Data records
begin

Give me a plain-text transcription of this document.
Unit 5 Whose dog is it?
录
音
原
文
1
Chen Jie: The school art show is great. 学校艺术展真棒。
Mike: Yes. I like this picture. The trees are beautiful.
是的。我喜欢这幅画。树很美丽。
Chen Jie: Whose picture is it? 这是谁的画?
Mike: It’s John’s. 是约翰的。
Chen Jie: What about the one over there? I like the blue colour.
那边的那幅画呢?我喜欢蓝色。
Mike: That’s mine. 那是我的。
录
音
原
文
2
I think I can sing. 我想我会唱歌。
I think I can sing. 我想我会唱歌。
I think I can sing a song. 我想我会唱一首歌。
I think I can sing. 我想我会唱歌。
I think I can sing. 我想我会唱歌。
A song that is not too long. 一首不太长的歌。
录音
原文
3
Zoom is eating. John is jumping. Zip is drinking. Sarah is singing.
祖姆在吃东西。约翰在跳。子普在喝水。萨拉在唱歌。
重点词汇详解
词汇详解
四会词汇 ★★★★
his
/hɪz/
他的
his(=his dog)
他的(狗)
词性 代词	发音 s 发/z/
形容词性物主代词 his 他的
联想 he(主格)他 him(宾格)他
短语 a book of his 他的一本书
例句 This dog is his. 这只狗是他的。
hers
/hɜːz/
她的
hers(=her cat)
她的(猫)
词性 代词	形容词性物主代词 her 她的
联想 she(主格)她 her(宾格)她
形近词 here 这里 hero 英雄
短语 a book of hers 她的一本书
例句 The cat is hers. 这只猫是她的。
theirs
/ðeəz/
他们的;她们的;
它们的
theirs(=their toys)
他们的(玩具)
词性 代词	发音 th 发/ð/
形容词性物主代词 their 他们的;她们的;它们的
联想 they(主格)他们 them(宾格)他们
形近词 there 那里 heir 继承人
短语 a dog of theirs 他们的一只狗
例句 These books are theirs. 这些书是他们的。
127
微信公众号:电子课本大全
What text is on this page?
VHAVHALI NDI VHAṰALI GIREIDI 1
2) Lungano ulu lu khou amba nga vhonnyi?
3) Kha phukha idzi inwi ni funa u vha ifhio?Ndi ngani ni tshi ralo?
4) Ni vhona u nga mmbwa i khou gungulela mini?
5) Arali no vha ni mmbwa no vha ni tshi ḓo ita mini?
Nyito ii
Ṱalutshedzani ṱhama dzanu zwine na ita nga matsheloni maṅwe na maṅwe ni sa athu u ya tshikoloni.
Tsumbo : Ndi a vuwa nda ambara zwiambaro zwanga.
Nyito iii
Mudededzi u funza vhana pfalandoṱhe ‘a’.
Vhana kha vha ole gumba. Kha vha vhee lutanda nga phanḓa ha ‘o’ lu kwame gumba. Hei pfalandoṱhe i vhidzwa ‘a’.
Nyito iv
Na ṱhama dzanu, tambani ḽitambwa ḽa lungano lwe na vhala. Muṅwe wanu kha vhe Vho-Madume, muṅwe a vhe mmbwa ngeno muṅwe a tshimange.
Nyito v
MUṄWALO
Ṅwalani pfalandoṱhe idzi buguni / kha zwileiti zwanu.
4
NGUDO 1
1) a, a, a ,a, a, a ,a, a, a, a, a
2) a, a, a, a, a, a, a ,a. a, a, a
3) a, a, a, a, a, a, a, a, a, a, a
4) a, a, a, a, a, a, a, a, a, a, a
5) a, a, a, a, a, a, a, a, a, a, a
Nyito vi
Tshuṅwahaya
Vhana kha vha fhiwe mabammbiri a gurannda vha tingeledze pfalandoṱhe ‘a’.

end

§ Requirements
Output the complete data exactly as written.

§ Task result
Give me a plain-text transcription of this document.
Unit 5 Whose dog is it?
录
音
原
文
1
Chen Jie: The school art show is great. 学校艺术展真棒。
Mike: Yes. I like this picture. The trees are beautiful.
是的。我喜欢这幅画。树很美丽。
Chen Jie: Whose picture is it? 这是谁的画?
Mike: It’s John’s. 是约翰的。
Chen Jie: What about the one over there? I like the blue colour.
那边的那幅画呢?我喜欢蓝色。
Mike: That’s mine. 那是我的。
录
音
原
文
2
I think I can sing. 我想我会唱歌。
I think I can sing. 我想我会唱歌。
I think I can sing a song. 我想我会唱一首歌。
I think I can sing. 我想我会唱歌。
I think I can sing. 我想我会唱歌。
A song that is not too long. 一首不太长的歌。
录音
原文
3
Zoom is eating. John is jumping. Zip is drinking. Sarah is singing.
祖姆在吃东西。约翰在跳。子普在喝水。萨拉在唱歌。
重点词汇详解
词汇详解
四会词汇 ★★★★
his
/hɪz/
他的
his(=his dog)
他的(狗)
词性 代词	发音 s 发/z/
形容词性物主代词 his 他的
联想 he(主格)他 him(宾格)他
短语 a book of his 他的一本书
例句 This dog is his. 这只狗是他的。
hers
/hɜːz/
她的
hers(=her cat)
她的(猫)
词性 代词	形容词性物主代词 her 她的
联想 she(主格)她 her(宾格)她
形近词 here 这里 hero 英雄
短语 a book of hers 她的一本书
例句 The cat is hers. 这只猫是她的。
theirs
/ðeəz/
他们的;她们的;
它们的
theirs(=their toys)
他们的(玩具)
词性 代词	发音 th 发/ð/
形容词性物主代词 their 他们的;她们的;它们的
联想 they(主格)他们 them(宾格)他们
形近词 there 那里 heir 继承人
短语 a dog of theirs 他们的一只狗
例句 These books are theirs. 这些书是他们的。
127
微信公众号:电子课本大全
What text is on this page?
VHAVHALI NDI VHAṰALI GIREIDI 1
2) Lungano ulu lu khou amba nga vhonnyi?
3) Kha phukha idzi inwi ni funa u vha ifhio?Ndi ngani ni tshi ralo?
4) Ni vhona u nga mmbwa i khou gungulela mini?
5) Arali no vha ni mmbwa no vha ni tshi ḓo ita mini?
Nyito ii
Ṱalutshedzani ṱhama dzanu zwine na ita nga matsheloni maṅwe na maṅwe ni sa athu u ya tshikoloni.
Tsumbo : Ndi a vuwa nda ambara zwiambaro zwanga.
Nyito iii
Mudededzi u funza vhana pfalandoṱhe ‘a’.
Vhana kha vha ole gumba. Kha vha vhee lutanda nga phanḓa ha ‘o’ lu kwame gumba. Hei pfalandoṱhe i vhidzwa ‘a’.
Nyito iv
Na ṱhama dzanu, tambani ḽitambwa ḽa lungano lwe na vhala. Muṅwe wanu kha vhe Vho-Madume, muṅwe a vhe mmbwa ngeno muṅwe a tshimange.
Nyito v
MUṄWALO
Ṅwalani pfalandoṱhe idzi buguni / kha zwileiti zwanu.
4
NGUDO 1
1) a, a, a ,a, a, a ,a, a, a, a, a
2) a, a, a, a, a, a, a ,a. a, a, a
3) a, a, a, a, a, a, a, a, a, a, a
4) a, a, a, a, a, a, a, a, a, a, a
5) a, a, a, a, a, a, a, a, a, a, a
Nyito vi
Tshuṅwahaya
Vhana kha vha fhiwe mabammbiri a gurannda vha tingeledze pfalandoṱhe ‘a’.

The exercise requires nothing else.